**AIM**
Find each line with "What" and copy it.
───
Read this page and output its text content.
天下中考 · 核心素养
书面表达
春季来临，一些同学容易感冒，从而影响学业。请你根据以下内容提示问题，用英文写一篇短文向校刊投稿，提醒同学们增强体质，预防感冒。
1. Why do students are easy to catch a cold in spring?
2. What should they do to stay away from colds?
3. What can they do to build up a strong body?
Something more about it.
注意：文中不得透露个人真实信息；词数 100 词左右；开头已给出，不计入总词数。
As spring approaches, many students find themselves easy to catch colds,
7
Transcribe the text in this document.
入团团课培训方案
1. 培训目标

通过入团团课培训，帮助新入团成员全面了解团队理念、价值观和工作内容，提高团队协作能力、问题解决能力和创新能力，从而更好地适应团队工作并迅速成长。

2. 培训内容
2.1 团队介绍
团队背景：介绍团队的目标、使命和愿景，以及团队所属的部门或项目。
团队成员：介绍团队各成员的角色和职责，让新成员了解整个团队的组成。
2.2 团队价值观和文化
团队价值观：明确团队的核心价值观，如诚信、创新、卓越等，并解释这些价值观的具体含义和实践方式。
───
**RESULT FOR THIS EXERCISE**
2. What should they do to stay away from colds?
3. What can they do to build up a strong body?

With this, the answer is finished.